Raw records:
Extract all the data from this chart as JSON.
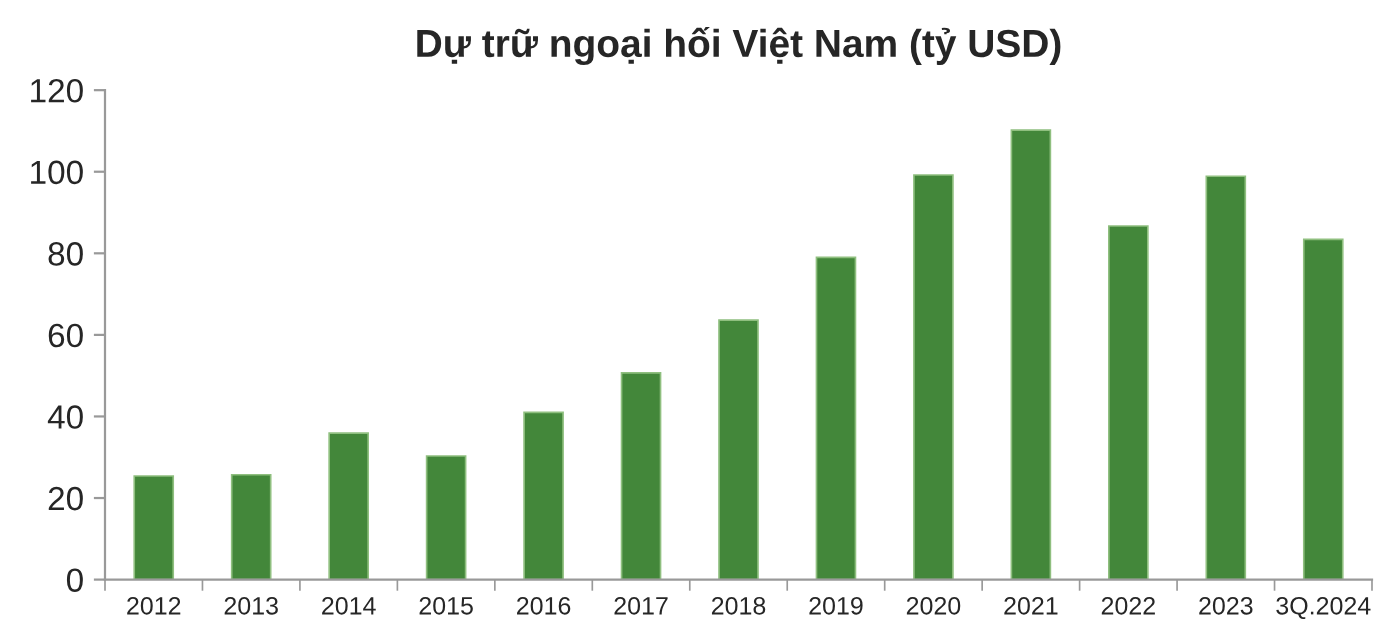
{
  "chart_data": {
    "type": "bar",
    "title": "Dự trữ ngoại hối Việt Nam (tỷ USD)",
    "categories": [
      "2012",
      "2013",
      "2014",
      "2015",
      "2016",
      "2017",
      "2018",
      "2019",
      "2020",
      "2021",
      "2022",
      "2023",
      "3Q.2024"
    ],
    "values": [
      25.4,
      25.7,
      35.9,
      30.3,
      41.0,
      50.7,
      63.6,
      79.0,
      99.2,
      110.2,
      86.7,
      98.9,
      83.4
    ],
    "color": "#43873a",
    "ylim": [
      0,
      120
    ],
    "yticks": [
      0,
      20,
      40,
      60,
      80,
      100,
      120
    ],
    "grid": false,
    "legend": false
  }
}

Written exercise: Print all the records again exactly; do not include any picture.

Written response:
Extract all the data from this chart as JSON.
{
  "chart_data": {
    "type": "bar",
    "title": "Dự trữ ngoại hối Việt Nam (tỷ USD)",
    "categories": [
      "2012",
      "2013",
      "2014",
      "2015",
      "2016",
      "2017",
      "2018",
      "2019",
      "2020",
      "2021",
      "2022",
      "2023",
      "3Q.2024"
    ],
    "values": [
      25.4,
      25.7,
      35.9,
      30.3,
      41.0,
      50.7,
      63.6,
      79.0,
      99.2,
      110.2,
      86.7,
      98.9,
      83.4
    ],
    "color": "#43873a",
    "ylim": [
      0,
      120
    ],
    "yticks": [
      0,
      20,
      40,
      60,
      80,
      100,
      120
    ],
    "grid": false,
    "legend": false
  }
}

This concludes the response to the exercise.